> [TASK TO CARRY OUT] Select every line holding the word "county" and copy it.

━━━ MATERIAL PROVIDED ━━━

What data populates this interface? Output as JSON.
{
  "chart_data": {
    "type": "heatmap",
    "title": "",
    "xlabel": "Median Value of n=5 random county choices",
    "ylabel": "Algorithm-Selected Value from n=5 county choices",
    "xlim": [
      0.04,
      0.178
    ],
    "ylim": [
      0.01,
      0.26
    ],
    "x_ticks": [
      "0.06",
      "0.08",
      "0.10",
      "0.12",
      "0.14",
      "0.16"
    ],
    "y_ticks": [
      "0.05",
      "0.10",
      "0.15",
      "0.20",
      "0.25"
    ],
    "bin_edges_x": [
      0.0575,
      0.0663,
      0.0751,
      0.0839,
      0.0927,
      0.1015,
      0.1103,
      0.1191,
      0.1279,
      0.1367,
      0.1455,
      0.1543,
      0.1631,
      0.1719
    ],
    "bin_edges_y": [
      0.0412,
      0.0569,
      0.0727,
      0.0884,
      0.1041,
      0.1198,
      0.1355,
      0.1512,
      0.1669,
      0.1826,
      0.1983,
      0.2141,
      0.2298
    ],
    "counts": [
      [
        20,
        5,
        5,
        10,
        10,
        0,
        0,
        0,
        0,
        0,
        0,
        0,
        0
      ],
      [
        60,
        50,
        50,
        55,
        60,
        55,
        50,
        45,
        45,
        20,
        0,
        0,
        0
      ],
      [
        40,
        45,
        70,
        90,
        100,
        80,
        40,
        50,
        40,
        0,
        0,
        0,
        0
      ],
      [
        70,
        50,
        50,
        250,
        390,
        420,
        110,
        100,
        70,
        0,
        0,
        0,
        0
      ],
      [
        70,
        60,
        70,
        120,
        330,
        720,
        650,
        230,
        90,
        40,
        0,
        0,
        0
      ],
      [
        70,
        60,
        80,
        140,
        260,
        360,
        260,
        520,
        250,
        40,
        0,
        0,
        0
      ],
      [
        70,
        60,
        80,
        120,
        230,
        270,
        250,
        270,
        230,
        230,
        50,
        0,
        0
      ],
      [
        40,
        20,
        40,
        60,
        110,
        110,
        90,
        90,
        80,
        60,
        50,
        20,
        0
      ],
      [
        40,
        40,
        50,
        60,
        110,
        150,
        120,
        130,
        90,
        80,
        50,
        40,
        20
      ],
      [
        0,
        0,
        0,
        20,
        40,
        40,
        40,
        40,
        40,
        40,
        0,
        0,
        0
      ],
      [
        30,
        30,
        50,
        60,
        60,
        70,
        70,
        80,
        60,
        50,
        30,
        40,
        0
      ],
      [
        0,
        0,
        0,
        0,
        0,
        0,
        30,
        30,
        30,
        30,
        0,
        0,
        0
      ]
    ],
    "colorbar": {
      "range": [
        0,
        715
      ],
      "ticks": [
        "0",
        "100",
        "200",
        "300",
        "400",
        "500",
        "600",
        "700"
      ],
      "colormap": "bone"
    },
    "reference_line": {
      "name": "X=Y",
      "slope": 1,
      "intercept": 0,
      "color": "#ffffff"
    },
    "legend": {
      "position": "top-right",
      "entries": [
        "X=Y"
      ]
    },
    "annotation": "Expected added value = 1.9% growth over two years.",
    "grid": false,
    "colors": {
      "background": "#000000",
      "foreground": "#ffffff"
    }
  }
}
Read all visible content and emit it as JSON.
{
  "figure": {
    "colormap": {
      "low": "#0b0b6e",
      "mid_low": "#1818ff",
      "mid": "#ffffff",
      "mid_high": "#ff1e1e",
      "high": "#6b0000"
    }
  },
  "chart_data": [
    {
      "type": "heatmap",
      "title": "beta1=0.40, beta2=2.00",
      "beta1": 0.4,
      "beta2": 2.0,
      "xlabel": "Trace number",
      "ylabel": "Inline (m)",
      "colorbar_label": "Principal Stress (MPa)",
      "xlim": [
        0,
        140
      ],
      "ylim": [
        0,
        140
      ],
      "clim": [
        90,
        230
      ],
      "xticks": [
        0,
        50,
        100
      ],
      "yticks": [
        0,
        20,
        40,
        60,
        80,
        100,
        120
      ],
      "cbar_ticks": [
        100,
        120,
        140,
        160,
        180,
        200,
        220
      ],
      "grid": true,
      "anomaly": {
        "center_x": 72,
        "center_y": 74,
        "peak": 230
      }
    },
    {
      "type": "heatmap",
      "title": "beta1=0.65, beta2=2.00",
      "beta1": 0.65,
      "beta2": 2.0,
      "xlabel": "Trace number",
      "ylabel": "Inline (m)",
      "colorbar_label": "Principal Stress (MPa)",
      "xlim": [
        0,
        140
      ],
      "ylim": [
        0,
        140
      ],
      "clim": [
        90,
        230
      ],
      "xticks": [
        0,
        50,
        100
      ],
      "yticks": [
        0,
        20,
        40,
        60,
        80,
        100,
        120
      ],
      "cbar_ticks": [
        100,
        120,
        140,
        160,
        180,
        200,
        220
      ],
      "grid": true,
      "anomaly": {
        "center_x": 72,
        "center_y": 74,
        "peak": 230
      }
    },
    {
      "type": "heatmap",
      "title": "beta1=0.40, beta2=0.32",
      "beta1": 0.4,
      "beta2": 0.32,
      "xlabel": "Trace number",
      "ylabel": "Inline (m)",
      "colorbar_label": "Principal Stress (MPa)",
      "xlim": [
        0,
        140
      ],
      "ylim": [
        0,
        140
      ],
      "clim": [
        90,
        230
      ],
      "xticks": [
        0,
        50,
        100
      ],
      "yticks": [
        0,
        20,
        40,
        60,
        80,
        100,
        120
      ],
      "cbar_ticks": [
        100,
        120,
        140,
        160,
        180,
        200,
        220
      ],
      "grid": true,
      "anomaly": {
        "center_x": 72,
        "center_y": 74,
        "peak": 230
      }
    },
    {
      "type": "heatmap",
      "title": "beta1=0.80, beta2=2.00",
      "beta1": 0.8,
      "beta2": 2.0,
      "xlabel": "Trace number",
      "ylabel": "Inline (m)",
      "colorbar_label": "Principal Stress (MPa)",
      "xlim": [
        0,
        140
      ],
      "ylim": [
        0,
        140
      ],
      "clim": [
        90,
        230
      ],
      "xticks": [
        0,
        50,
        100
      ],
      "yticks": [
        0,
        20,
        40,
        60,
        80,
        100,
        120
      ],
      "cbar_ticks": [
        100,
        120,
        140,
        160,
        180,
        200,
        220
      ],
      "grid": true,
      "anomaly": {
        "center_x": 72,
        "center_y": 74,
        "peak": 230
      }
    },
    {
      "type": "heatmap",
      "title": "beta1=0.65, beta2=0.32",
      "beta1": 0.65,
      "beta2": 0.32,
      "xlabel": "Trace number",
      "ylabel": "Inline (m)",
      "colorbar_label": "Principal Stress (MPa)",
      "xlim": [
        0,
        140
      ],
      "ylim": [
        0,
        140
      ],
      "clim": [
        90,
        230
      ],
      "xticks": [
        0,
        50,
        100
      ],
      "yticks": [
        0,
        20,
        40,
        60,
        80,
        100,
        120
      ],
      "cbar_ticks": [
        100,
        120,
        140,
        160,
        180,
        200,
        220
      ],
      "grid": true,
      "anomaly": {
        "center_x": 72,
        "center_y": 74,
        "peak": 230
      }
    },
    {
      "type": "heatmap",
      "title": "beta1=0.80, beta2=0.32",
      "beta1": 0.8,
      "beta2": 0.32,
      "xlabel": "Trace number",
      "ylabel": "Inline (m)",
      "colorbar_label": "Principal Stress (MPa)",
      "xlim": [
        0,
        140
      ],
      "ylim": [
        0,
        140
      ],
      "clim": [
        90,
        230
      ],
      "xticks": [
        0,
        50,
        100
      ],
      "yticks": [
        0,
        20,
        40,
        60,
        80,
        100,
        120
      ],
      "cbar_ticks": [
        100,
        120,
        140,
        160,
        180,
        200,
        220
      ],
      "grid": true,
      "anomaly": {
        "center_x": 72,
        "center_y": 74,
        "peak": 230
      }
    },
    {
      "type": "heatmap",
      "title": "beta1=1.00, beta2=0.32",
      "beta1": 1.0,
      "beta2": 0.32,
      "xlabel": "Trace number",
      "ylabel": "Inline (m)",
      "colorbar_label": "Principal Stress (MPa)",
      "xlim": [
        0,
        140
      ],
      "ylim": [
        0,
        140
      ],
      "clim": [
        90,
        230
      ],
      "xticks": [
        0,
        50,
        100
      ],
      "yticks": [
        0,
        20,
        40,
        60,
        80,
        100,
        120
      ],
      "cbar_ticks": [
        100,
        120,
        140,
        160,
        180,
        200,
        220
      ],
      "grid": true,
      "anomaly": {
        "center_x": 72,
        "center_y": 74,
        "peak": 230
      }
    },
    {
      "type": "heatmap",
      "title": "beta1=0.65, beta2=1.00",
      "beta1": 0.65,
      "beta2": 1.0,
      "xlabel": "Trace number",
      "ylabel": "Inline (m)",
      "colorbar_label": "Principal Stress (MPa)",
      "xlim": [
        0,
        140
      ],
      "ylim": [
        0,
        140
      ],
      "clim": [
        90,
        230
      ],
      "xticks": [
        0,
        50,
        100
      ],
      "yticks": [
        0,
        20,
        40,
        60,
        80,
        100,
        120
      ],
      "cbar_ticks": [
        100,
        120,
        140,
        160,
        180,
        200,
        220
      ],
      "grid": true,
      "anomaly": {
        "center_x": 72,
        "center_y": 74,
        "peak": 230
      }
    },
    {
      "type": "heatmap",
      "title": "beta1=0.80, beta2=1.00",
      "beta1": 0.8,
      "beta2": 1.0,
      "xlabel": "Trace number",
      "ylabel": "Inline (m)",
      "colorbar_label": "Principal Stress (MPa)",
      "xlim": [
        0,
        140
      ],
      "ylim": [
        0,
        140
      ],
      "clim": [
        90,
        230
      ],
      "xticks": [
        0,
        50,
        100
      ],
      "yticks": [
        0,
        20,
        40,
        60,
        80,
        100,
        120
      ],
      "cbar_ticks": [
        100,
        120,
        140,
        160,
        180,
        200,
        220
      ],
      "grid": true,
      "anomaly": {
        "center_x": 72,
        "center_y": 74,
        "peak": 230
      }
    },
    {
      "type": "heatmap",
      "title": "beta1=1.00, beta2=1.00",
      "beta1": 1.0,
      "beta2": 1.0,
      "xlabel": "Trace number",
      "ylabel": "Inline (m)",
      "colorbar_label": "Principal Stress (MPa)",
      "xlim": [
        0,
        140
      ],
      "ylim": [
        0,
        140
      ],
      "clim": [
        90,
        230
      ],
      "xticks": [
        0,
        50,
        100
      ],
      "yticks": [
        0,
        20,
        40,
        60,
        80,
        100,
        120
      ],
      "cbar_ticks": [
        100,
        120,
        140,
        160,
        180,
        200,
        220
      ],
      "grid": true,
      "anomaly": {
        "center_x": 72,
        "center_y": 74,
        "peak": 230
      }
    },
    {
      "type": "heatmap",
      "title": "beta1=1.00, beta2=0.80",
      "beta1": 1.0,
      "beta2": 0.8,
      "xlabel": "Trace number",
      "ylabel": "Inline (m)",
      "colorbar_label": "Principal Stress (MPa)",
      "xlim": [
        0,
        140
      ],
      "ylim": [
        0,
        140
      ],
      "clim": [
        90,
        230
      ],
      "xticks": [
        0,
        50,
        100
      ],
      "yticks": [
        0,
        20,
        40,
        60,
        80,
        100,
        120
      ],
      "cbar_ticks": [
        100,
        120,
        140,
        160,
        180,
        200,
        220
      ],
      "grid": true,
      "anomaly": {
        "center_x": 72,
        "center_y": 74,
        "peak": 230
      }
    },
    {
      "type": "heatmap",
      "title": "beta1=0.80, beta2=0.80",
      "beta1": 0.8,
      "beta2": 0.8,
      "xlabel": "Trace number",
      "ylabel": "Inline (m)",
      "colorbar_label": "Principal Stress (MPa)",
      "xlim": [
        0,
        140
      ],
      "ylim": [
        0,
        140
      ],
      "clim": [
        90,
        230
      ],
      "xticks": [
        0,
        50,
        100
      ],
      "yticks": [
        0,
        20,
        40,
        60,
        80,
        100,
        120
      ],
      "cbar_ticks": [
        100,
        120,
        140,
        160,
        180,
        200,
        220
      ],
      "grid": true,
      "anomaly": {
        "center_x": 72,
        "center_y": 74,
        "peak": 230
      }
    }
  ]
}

━━━

> [THE RESPONSE]
    "xlabel": "Median Value of n=5 random county choices",
    "ylabel": "Algorithm-Selected Value from n=5 county choices",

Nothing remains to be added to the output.